[Collection entries]
╔══

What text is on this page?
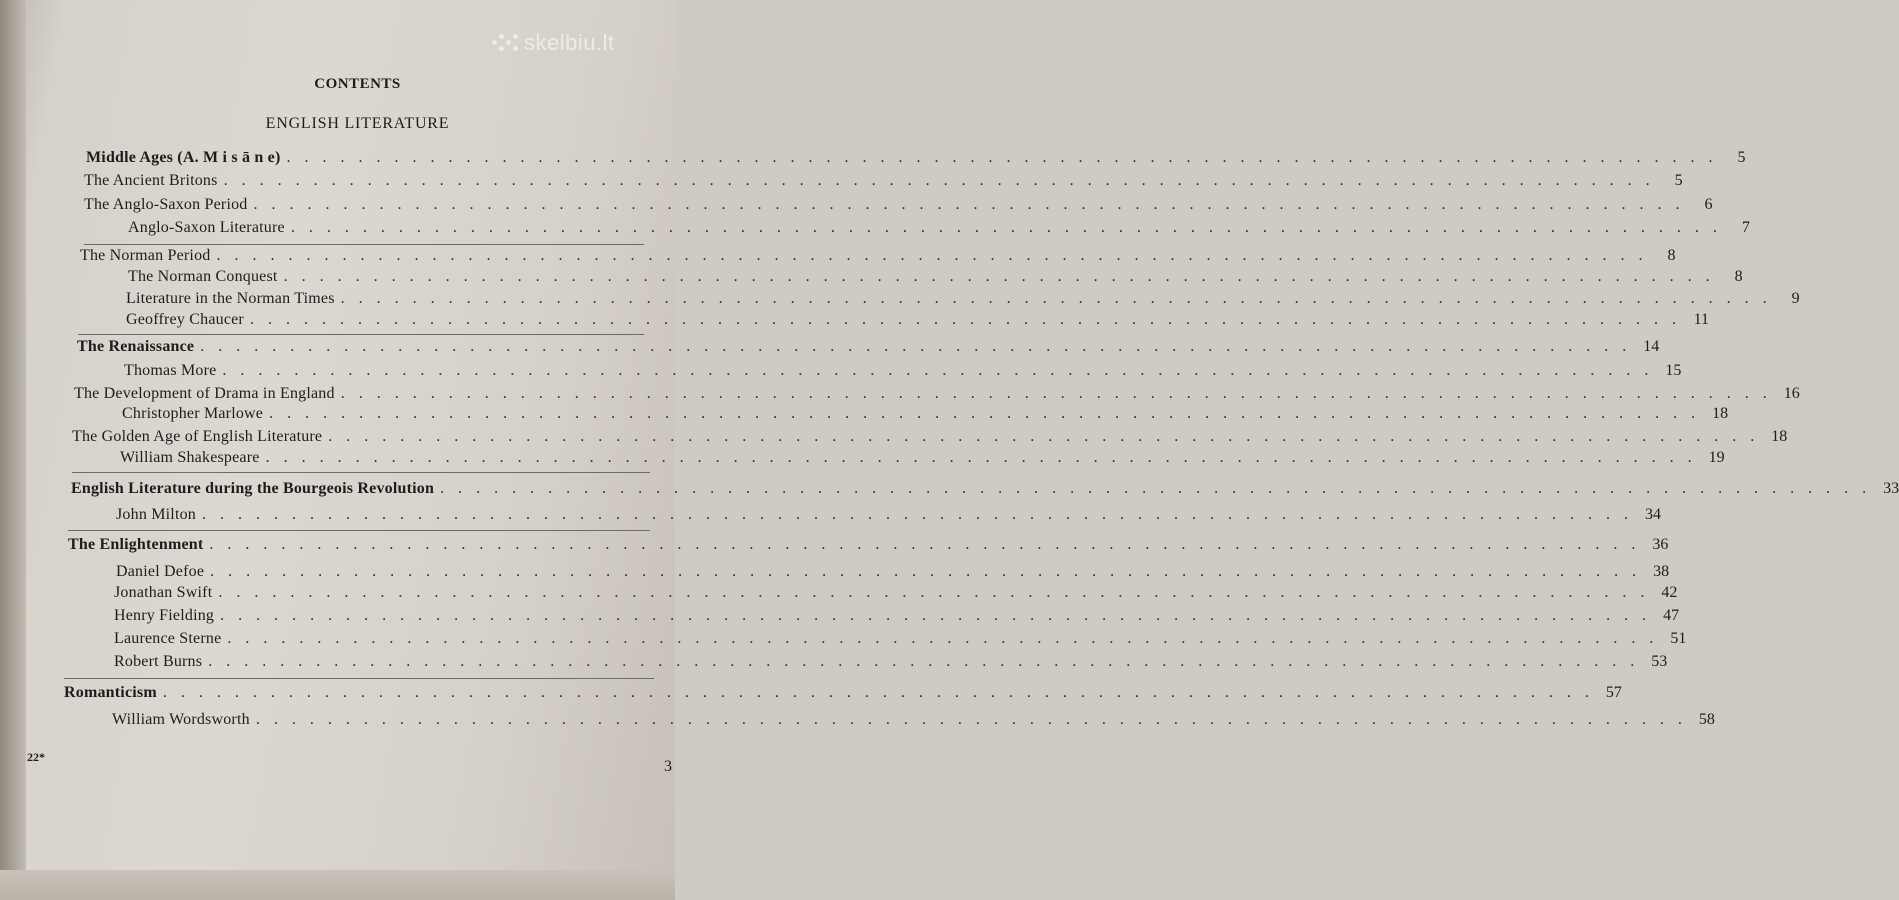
skelbiu.lt
CONTENTS
ENGLISH LITERATURE
Middle Ages (A. M i s ā n e) . . . . . . . . . . . . . . . . . . . . . . . . . . . . . . . . . . . . . . . . . . . . . . . . . . . . . . . . . . . . . . . . . . . . . . . . . . . . . . . .	5
The Ancient Britons . . . . . . . . . . . . . . . . . . . . . . . . . . . . . . . . . . . . . . . . . . . . . . . . . . . . . . . . . . . . . . . . . . . . . . . . . . . . . . . .	5
The Anglo-Saxon Period . . . . . . . . . . . . . . . . . . . . . . . . . . . . . . . . . . . . . . . . . . . . . . . . . . . . . . . . . . . . . . . . . . . . . . . . . . . . . . . .	6
Anglo-Saxon Literature . . . . . . . . . . . . . . . . . . . . . . . . . . . . . . . . . . . . . . . . . . . . . . . . . . . . . . . . . . . . . . . . . . . . . . . . . . . . . . . .	7
The Norman Period . . . . . . . . . . . . . . . . . . . . . . . . . . . . . . . . . . . . . . . . . . . . . . . . . . . . . . . . . . . . . . . . . . . . . . . . . . . . . . . .	8
The Norman Conquest . . . . . . . . . . . . . . . . . . . . . . . . . . . . . . . . . . . . . . . . . . . . . . . . . . . . . . . . . . . . . . . . . . . . . . . . . . . . . . . .	8
Literature in the Norman Times . . . . . . . . . . . . . . . . . . . . . . . . . . . . . . . . . . . . . . . . . . . . . . . . . . . . . . . . . . . . . . . . . . . . . . . . . . . . . . . .	9
Geoffrey Chaucer . . . . . . . . . . . . . . . . . . . . . . . . . . . . . . . . . . . . . . . . . . . . . . . . . . . . . . . . . . . . . . . . . . . . . . . . . . . . . . . . 11
The Renaissance . . . . . . . . . . . . . . . . . . . . . . . . . . . . . . . . . . . . . . . . . . . . . . . . . . . . . . . . . . . . . . . . . . . . . . . . . . . . . . . . 14
Thomas More . . . . . . . . . . . . . . . . . . . . . . . . . . . . . . . . . . . . . . . . . . . . . . . . . . . . . . . . . . . . . . . . . . . . . . . . . . . . . . . . 15
The Development of Drama in England . . . . . . . . . . . . . . . . . . . . . . . . . . . . . . . . . . . . . . . . . . . . . . . . . . . . . . . . . . . . . . . . . . . . . . . . . . . . . . . . 16
Christopher Marlowe . . . . . . . . . . . . . . . . . . . . . . . . . . . . . . . . . . . . . . . . . . . . . . . . . . . . . . . . . . . . . . . . . . . . . . . . . . . . . . . . 18
The Golden Age of English Literature . . . . . . . . . . . . . . . . . . . . . . . . . . . . . . . . . . . . . . . . . . . . . . . . . . . . . . . . . . . . . . . . . . . . . . . . . . . . . . . . 18
William Shakespeare . . . . . . . . . . . . . . . . . . . . . . . . . . . . . . . . . . . . . . . . . . . . . . . . . . . . . . . . . . . . . . . . . . . . . . . . . . . . . . . . 19
English Literature during the Bourgeois Revolution . . . . . . . . . . . . . . . . . . . . . . . . . . . . . . . . . . . . . . . . . . . . . . . . . . . . . . . . . . . . . . . . . . . . . . . . . . . . . . . . 33
John Milton . . . . . . . . . . . . . . . . . . . . . . . . . . . . . . . . . . . . . . . . . . . . . . . . . . . . . . . . . . . . . . . . . . . . . . . . . . . . . . . . 34
The Enlightenment . . . . . . . . . . . . . . . . . . . . . . . . . . . . . . . . . . . . . . . . . . . . . . . . . . . . . . . . . . . . . . . . . . . . . . . . . . . . . . . . 36
Daniel Defoe . . . . . . . . . . . . . . . . . . . . . . . . . . . . . . . . . . . . . . . . . . . . . . . . . . . . . . . . . . . . . . . . . . . . . . . . . . . . . . . . 38
Jonathan Swift . . . . . . . . . . . . . . . . . . . . . . . . . . . . . . . . . . . . . . . . . . . . . . . . . . . . . . . . . . . . . . . . . . . . . . . . . . . . . . . . 42
Henry Fielding . . . . . . . . . . . . . . . . . . . . . . . . . . . . . . . . . . . . . . . . . . . . . . . . . . . . . . . . . . . . . . . . . . . . . . . . . . . . . . . . 47
Laurence Sterne . . . . . . . . . . . . . . . . . . . . . . . . . . . . . . . . . . . . . . . . . . . . . . . . . . . . . . . . . . . . . . . . . . . . . . . . . . . . . . . . 51
Robert Burns . . . . . . . . . . . . . . . . . . . . . . . . . . . . . . . . . . . . . . . . . . . . . . . . . . . . . . . . . . . . . . . . . . . . . . . . . . . . . . . . 53
Romanticism . . . . . . . . . . . . . . . . . . . . . . . . . . . . . . . . . . . . . . . . . . . . . . . . . . . . . . . . . . . . . . . . . . . . . . . . . . . . . . . . 57
William Wordsworth . . . . . . . . . . . . . . . . . . . . . . . . . . . . . . . . . . . . . . . . . . . . . . . . . . . . . . . . . . . . . . . . . . . . . . . . . . . . . . . . 58
22*
3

╚══

What is expected:
All lines holding the word "Norman" should be picked out and copied.

Reply:
The Norman Period . . . . . . . . . . . . . . . . . . . . . . . . . . . . . . . . . . . . . . . . . . . . . . . . . . . . . . . . . . . . . . . . . . . . . . . . . . . . . . . .	8
The Norman Conquest . . . . . . . . . . . . . . . . . . . . . . . . . . . . . . . . . . . . . . . . . . . . . . . . . . . . . . . . . . . . . . . . . . . . . . . . . . . . . . . .	8
Literature in the Norman Times . . . . . . . . . . . . . . . . . . . . . . . . . . . . . . . . . . . . . . . . . . . . . . . . . . . . . . . . . . . . . . . . . . . . . . . . . . . . . . . .	9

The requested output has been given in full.